Zeitig in der Früh machten wir uns am Samstag also auf nach Elektrenai, wo Gretas Mann Frederik in einem Haus mit großem Garten lebt. Klingt elektrisch? Ist es auch! Elektrenai verdankt seinen Namen nämlich einem Kraftwerk, das 1961 gebaut wurde. Für den Bau des Kraftwerks wurden acht naturbelassene Seen zu einem riesengroßen See aufgestaut, viele Inseln wurden überschwemmt und einige Dörfer wurden abgesiedelt. Am Rande des neuen Stausees entstand eine riesige Plattenbausiedlung, in der dann sowohl die abgesiedelten Personen als auch die Bauarbeitermit ihren Familien lebten. Diese Siedlung erhielt 1962 den Namen Elektrenai und hat heute über 13.000 Einwohner und Einwohnerinnen. Das Kraftwerk ist heute – nach der Schließung des Kernkraftwerkes in Ignalina 2009 – der größte Stromerzeuger Litauens.

 

Nun aber zurück zum eigentlichen Thema: den Äpfeln. Als wir im Garten ankamen, war die Wiese rot. An manchen Stellen auch gelb, aber großteils rot. Schnell ein Foto gemacht für den Vorher-Nachher-Vergleich und dann ging’s los. Jonas und ich hatten keine 10 Minuten gearbeitet, da waren alle unsere Gefäße schon voll. Also brachte uns Greta Plastiksäcke, Umzugskartons, eine Scheibtruhe, Jutesäcke und Körbe. Waren die Äpfel unter einem Baum aufgesammelt, kam der nächste dran, dann der nächste und der nächste. Da schaute die Wiese dann plötzlich wunderbar aus und wir freuten uns! Aber das war nur eine Zwischenfreude, denn sodann fingen wir an, die Bäume zu schütteln. Bumm bumm bumm bumm bumm aufsammeln bumm bumm bumm aufsammeln bumm bumm bumm aufsammeln. Pause. Greta hatte für leckere Mehlspeisen gesorgt, die wir genüsslich verspeisten. Dann ging’s weiter. Bumm bumm bumm aufsammeln. Das Ergebnis unseres aktiven Vormittages waren etliche prallgefüllte Säcke, Kisten und Körbe. Wir gaben eine Schätzung ab, wie schwer die Äpfel wohl sein mögen. Jonas meinte 179kg, ich sagte 211kg. Leider haben wir das genaue Gewicht nicht erfahren, aber da wir jetzt über 200l Apfelsaft haben und nicht mal alle Äpfel gepresst wurden, lag ich zumindest näher am unterschätzen Gesamtgewicht.

....

Aufgaben —
[1] Gib einen Teil aus dem Text über die Apfelernte in Elektrenai Wort für Wort wieder. Fang bei den Worten „Zeitig in der“ an und hör nach „größte Stromerzeuger Litauens.“ auf.
[2] Wie schwer schätzte Jonas im Text über die Apfelernte in Elektrenai die gesammelten Äpfel?
[3] Schreib den Text über die Apfelernte in Elektrenai nach seinem letzten Satz weiter.

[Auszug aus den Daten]
....

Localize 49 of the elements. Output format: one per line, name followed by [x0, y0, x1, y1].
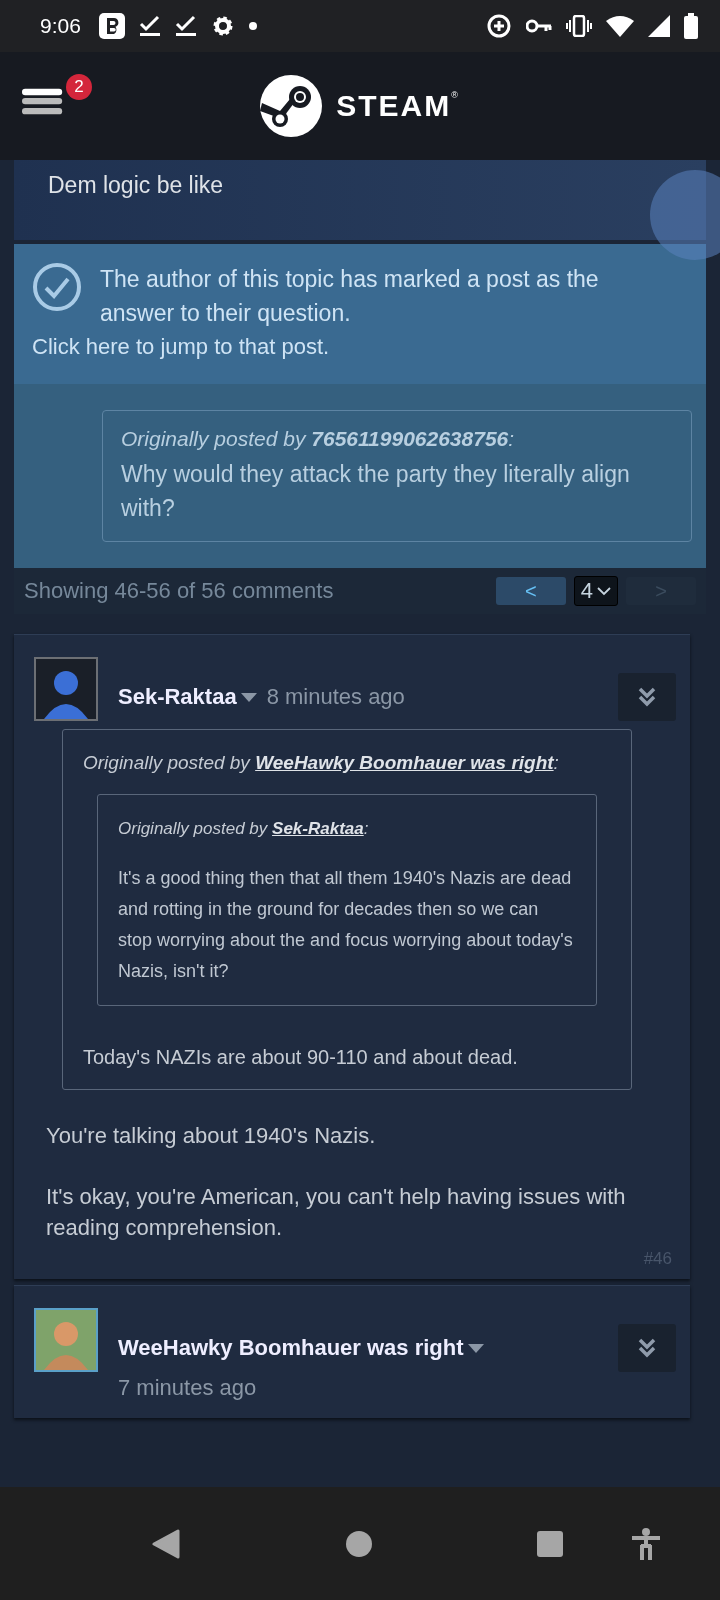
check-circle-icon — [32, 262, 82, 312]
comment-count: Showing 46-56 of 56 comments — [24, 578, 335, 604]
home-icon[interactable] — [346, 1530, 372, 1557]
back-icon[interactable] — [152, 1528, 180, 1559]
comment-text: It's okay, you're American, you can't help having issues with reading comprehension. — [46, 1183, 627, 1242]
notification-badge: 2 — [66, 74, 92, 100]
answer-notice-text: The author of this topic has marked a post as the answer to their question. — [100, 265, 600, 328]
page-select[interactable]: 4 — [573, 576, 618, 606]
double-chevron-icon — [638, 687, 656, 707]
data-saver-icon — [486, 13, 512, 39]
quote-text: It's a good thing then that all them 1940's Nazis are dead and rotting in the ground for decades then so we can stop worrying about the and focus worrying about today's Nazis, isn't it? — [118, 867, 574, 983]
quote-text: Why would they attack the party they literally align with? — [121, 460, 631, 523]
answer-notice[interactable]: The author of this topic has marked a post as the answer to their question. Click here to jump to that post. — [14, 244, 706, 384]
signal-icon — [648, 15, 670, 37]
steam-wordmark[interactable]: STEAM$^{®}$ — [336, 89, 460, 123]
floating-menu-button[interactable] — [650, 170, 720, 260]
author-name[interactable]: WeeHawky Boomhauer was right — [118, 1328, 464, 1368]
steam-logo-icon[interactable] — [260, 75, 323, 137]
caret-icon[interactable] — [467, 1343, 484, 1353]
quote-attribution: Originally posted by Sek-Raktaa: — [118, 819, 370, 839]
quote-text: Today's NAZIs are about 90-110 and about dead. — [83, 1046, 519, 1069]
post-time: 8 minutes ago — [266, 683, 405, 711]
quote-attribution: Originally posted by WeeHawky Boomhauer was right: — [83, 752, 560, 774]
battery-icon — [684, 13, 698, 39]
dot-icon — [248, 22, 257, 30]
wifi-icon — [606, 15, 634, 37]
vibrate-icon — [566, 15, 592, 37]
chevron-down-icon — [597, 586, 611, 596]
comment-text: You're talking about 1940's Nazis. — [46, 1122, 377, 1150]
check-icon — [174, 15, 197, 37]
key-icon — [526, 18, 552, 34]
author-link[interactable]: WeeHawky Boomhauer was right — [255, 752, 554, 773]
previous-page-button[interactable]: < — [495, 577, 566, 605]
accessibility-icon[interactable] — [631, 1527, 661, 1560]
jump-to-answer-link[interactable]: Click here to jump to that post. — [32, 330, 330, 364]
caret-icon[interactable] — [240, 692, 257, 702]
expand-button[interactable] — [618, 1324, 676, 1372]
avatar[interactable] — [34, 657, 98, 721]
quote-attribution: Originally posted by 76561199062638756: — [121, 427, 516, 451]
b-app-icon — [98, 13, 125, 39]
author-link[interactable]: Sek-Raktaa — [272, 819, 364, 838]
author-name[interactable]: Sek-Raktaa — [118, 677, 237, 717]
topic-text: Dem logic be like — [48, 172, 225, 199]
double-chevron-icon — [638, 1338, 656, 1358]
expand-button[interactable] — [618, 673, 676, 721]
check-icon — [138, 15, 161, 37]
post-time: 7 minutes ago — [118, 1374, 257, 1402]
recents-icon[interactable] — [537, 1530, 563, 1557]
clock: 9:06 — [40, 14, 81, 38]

....

Erwartete Antworten —
[1]
Zeitig in der Früh machten wir uns am Samstag also auf nach Elektrenai, wo Gretas Mann Frederik in einem Haus mit großem Garten lebt. Klingt elektrisch? Ist es auch! Elektrenai verdankt seinen Namen nämlich einem Kraftwerk, das 1961 gebaut wurde. Für den Bau des Kraftwerks wurden acht naturbelassene Seen zu einem riesengroßen See aufgestaut, viele Inseln wurden überschwemmt und einige Dörfer wurden abgesiedelt. Am Rande des neuen Stausees entstand eine riesige Plattenbausiedlung, in der dann sowohl die abgesiedelten Personen als auch die Bauarbeitermit ihren Familien lebten. Diese Siedlung erhielt 1962 den Namen Elektrenai und hat heute über 13.000 Einwohner und Einwohnerinnen. Das Kraftwerk ist heute – nach der Schließung des Kernkraftwerkes in Ignalina 2009 – der größte Stromerzeuger Litauens.

[2] 179 kg.

[3]
 

Gretas  Ehemann Frederik ist Deutscher, lebt aber seit über 10 Jahren in Litauen. Er ist Schriftsteller und genießt das ruhige Leben abseits der großen Stadt. Aber er genoss es am Samstag auch, mit mir mal wieder Deutsch sprechen zu können. Zwar beschäftigt er sich berufsbedingt sehr ausführlich mit der deutschen Sprache, aber hin und wieder tut es schon auch gut, sich mal mündlich in der Muttersprache unterhalten zu können. So erzählte er mir von seinem Leben als Buchautor, zeigte mir seine Bibliothek (und bedauerte, auf Grund diverser Umzüge den Großteil seiner Bücher hergegeben zu haben) und gab mir Einblicke in seine abgeschlossenen und geplanten Werke. Diese reichen von Biographien über Erzählungen bis zu historischen Romanen. An einem Buch, das in nächster Zeit erscheinen wird, arbeitet er seit über neun Jahren! Er führte dafür nämlich detaillierte Recherchen über eine bestimmte adelige Familie durch und stieß immer wieder auf kontroverse Angaben, die seine Recherchefortschritte verlangsamten oder die Ergebnisse in eine andere Richtung lenkten. Dann kontaktierte er diverse Geschichtsprofessoren und diskutierte mit ihnen seine Entdeckungen. Wäre er Historiker, so könnte er dieses Buch wohl als Dissertation einreichen, meinte er. Damit mag er nicht Unrecht haben.